--- Material shown ---

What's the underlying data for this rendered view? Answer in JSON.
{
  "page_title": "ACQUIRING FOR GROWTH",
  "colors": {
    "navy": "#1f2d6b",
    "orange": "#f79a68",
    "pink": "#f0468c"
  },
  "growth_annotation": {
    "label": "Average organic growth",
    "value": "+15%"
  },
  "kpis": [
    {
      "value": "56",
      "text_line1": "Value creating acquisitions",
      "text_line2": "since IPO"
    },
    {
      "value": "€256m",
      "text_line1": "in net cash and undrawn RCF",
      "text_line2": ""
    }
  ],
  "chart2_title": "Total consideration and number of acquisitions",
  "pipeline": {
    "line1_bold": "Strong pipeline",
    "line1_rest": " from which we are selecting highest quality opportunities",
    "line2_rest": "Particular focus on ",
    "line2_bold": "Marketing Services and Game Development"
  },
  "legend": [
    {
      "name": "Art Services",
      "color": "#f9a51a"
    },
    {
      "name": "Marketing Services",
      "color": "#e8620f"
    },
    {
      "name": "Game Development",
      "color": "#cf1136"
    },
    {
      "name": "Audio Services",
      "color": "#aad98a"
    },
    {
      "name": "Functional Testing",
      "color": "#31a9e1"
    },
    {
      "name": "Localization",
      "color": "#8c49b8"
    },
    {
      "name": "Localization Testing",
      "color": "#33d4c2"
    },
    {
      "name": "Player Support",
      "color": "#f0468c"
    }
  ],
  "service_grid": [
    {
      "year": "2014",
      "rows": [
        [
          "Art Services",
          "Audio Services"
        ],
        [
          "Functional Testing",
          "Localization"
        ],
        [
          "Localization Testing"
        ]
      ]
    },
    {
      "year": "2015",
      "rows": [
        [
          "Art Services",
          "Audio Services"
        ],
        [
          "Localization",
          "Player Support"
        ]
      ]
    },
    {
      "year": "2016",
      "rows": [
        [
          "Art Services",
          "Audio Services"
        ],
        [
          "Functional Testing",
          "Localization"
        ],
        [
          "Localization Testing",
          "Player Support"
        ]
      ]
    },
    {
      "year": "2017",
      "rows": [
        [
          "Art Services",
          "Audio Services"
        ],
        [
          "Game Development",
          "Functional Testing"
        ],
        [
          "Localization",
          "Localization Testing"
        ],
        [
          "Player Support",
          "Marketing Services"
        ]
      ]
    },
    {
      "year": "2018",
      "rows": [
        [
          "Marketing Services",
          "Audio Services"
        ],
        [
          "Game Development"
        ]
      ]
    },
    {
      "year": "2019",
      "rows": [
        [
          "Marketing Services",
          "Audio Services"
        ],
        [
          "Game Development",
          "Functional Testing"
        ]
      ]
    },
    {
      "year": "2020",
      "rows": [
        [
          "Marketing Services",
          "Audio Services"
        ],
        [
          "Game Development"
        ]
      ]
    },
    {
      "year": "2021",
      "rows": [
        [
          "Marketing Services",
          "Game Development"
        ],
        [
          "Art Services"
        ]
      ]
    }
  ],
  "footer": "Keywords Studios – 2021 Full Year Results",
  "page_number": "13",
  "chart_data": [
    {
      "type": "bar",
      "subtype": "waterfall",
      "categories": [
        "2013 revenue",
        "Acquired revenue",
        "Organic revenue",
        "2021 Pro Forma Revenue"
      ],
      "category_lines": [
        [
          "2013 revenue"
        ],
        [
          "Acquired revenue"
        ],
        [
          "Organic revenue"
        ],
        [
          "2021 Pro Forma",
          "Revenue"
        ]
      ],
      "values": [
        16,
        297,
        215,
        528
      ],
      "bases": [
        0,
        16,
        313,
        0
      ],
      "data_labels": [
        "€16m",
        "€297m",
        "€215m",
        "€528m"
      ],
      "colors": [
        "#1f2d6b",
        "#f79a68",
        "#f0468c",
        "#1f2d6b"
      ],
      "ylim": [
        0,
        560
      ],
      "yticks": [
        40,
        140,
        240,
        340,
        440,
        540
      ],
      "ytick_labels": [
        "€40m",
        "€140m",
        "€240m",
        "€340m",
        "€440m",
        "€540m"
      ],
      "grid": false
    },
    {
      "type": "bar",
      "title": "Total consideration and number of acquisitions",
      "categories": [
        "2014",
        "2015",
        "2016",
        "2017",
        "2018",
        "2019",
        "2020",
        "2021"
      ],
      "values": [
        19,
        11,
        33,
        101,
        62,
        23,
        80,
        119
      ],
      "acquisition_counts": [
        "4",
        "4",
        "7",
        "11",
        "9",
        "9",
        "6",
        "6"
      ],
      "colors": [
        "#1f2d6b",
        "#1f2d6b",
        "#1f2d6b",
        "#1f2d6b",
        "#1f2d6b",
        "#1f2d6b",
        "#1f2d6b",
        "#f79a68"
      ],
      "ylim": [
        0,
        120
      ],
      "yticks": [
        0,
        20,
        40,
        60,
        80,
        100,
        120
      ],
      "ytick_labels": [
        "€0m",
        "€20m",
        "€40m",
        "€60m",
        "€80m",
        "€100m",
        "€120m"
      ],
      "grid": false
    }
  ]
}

--- Task requirements ---
Reproduce the listing in full. Keep it exactly as written.

--- Exercise solution ---
What's the underlying data for this rendered view? Answer in JSON.
{
  "page_title": "ACQUIRING FOR GROWTH",
  "colors": {
    "navy": "#1f2d6b",
    "orange": "#f79a68",
    "pink": "#f0468c"
  },
  "growth_annotation": {
    "label": "Average organic growth",
    "value": "+15%"
  },
  "kpis": [
    {
      "value": "56",
      "text_line1": "Value creating acquisitions",
      "text_line2": "since IPO"
    },
    {
      "value": "€256m",
      "text_line1": "in net cash and undrawn RCF",
      "text_line2": ""
    }
  ],
  "chart2_title": "Total consideration and number of acquisitions",
  "pipeline": {
    "line1_bold": "Strong pipeline",
    "line1_rest": " from which we are selecting highest quality opportunities",
    "line2_rest": "Particular focus on ",
    "line2_bold": "Marketing Services and Game Development"
  },
  "legend": [
    {
      "name": "Art Services",
      "color": "#f9a51a"
    },
    {
      "name": "Marketing Services",
      "color": "#e8620f"
    },
    {
      "name": "Game Development",
      "color": "#cf1136"
    },
    {
      "name": "Audio Services",
      "color": "#aad98a"
    },
    {
      "name": "Functional Testing",
      "color": "#31a9e1"
    },
    {
      "name": "Localization",
      "color": "#8c49b8"
    },
    {
      "name": "Localization Testing",
      "color": "#33d4c2"
    },
    {
      "name": "Player Support",
      "color": "#f0468c"
    }
  ],
  "service_grid": [
    {
      "year": "2014",
      "rows": [
        [
          "Art Services",
          "Audio Services"
        ],
        [
          "Functional Testing",
          "Localization"
        ],
        [
          "Localization Testing"
        ]
      ]
    },
    {
      "year": "2015",
      "rows": [
        [
          "Art Services",
          "Audio Services"
        ],
        [
          "Localization",
          "Player Support"
        ]
      ]
    },
    {
      "year": "2016",
      "rows": [
        [
          "Art Services",
          "Audio Services"
        ],
        [
          "Functional Testing",
          "Localization"
        ],
        [
          "Localization Testing",
          "Player Support"
        ]
      ]
    },
    {
      "year": "2017",
      "rows": [
        [
          "Art Services",
          "Audio Services"
        ],
        [
          "Game Development",
          "Functional Testing"
        ],
        [
          "Localization",
          "Localization Testing"
        ],
        [
          "Player Support",
          "Marketing Services"
        ]
      ]
    },
    {
      "year": "2018",
      "rows": [
        [
          "Marketing Services",
          "Audio Services"
        ],
        [
          "Game Development"
        ]
      ]
    },
    {
      "year": "2019",
      "rows": [
        [
          "Marketing Services",
          "Audio Services"
        ],
        [
          "Game Development",
          "Functional Testing"
        ]
      ]
    },
    {
      "year": "2020",
      "rows": [
        [
          "Marketing Services",
          "Audio Services"
        ],
        [
          "Game Development"
        ]
      ]
    },
    {
      "year": "2021",
      "rows": [
        [
          "Marketing Services",
          "Game Development"
        ],
        [
          "Art Services"
        ]
      ]
    }
  ],
  "footer": "Keywords Studios – 2021 Full Year Results",
  "page_number": "13",
  "chart_data": [
    {
      "type": "bar",
      "subtype": "waterfall",
      "categories": [
        "2013 revenue",
        "Acquired revenue",
        "Organic revenue",
        "2021 Pro Forma Revenue"
      ],
      "category_lines": [
        [
          "2013 revenue"
        ],
        [
          "Acquired revenue"
        ],
        [
          "Organic revenue"
        ],
        [
          "2021 Pro Forma",
          "Revenue"
        ]
      ],
      "values": [
        16,
        297,
        215,
        528
      ],
      "bases": [
        0,
        16,
        313,
        0
      ],
      "data_labels": [
        "€16m",
        "€297m",
        "€215m",
        "€528m"
      ],
      "colors": [
        "#1f2d6b",
        "#f79a68",
        "#f0468c",
        "#1f2d6b"
      ],
      "ylim": [
        0,
        560
      ],
      "yticks": [
        40,
        140,
        240,
        340,
        440,
        540
      ],
      "ytick_labels": [
        "€40m",
        "€140m",
        "€240m",
        "€340m",
        "€440m",
        "€540m"
      ],
      "grid": false
    },
    {
      "type": "bar",
      "title": "Total consideration and number of acquisitions",
      "categories": [
        "2014",
        "2015",
        "2016",
        "2017",
        "2018",
        "2019",
        "2020",
        "2021"
      ],
      "values": [
        19,
        11,
        33,
        101,
        62,
        23,
        80,
        119
      ],
      "acquisition_counts": [
        "4",
        "4",
        "7",
        "11",
        "9",
        "9",
        "6",
        "6"
      ],
      "colors": [
        "#1f2d6b",
        "#1f2d6b",
        "#1f2d6b",
        "#1f2d6b",
        "#1f2d6b",
        "#1f2d6b",
        "#1f2d6b",
        "#f79a68"
      ],
      "ylim": [
        0,
        120
      ],
      "yticks": [
        0,
        20,
        40,
        60,
        80,
        100,
        120
      ],
      "ytick_labels": [
        "€0m",
        "€20m",
        "€40m",
        "€60m",
        "€80m",
        "€100m",
        "€120m"
      ],
      "grid": false
    }
  ]
}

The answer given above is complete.